Word for word, repeat the entries, minus the pictures.
-- Begin --
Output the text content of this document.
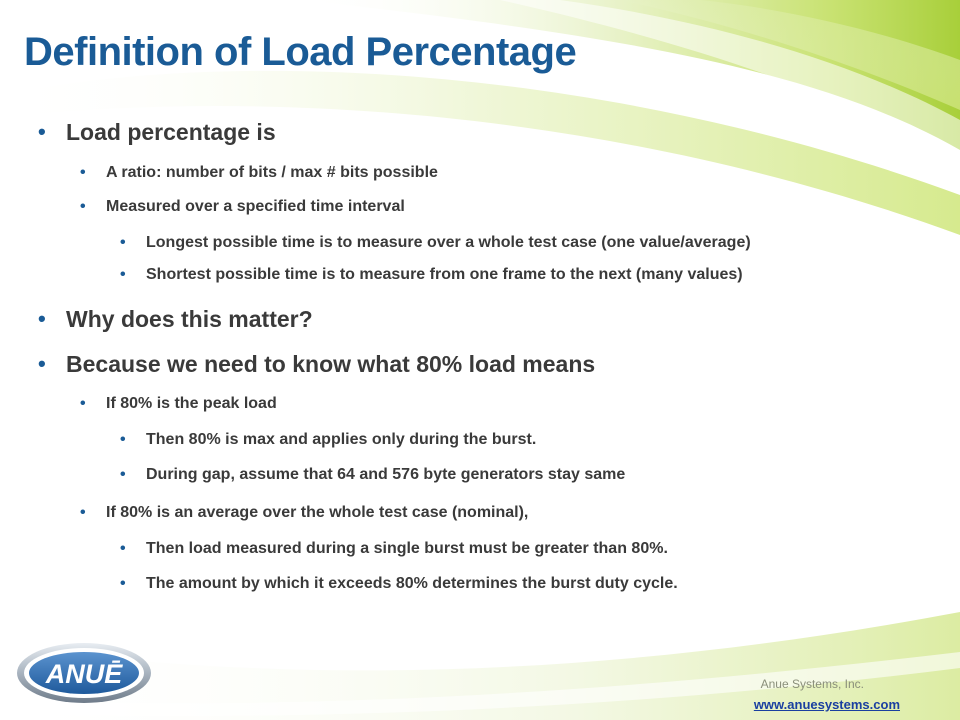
Definition of Load Percentage
• Load percentage is
•	A ratio: number of bits / max # bits possible
•	Measured over a specified time interval
•	Longest possible time is to measure over a whole test case (one value/average)
•	Shortest possible time is to measure from one frame to the next (many values)
• Why does this matter?
• Because we need to know what 80% load means
•	If 80% is the peak load
•	Then 80% is max and applies only during the burst.
•	During gap, assume that 64 and 576 byte generators stay same
•	If 80% is an average over the whole test case (nominal),
•	Then load measured during a single burst must be greater than 80%.
•	The amount by which it exceeds 80% determines the burst duty cycle.
ANUĒ	Anue Systems, Inc.

www.anuesystems.com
-- End --
▶ **Finished task**:
Output the text content of this document.
Definition of Load Percentage
• Load percentage is
•	A ratio: number of bits / max # bits possible
•	Measured over a specified time interval
•	Longest possible time is to measure over a whole test case (one value/average)
•	Shortest possible time is to measure from one frame to the next (many values)
• Why does this matter?
• Because we need to know what 80% load means
•	If 80% is the peak load
•	Then 80% is max and applies only during the burst.
•	During gap, assume that 64 and 576 byte generators stay same
•	If 80% is an average over the whole test case (nominal),
•	Then load measured during a single burst must be greater than 80%.
•	The amount by which it exceeds 80% determines the burst duty cycle.
ANUĒ	Anue Systems, Inc.

www.anuesystems.com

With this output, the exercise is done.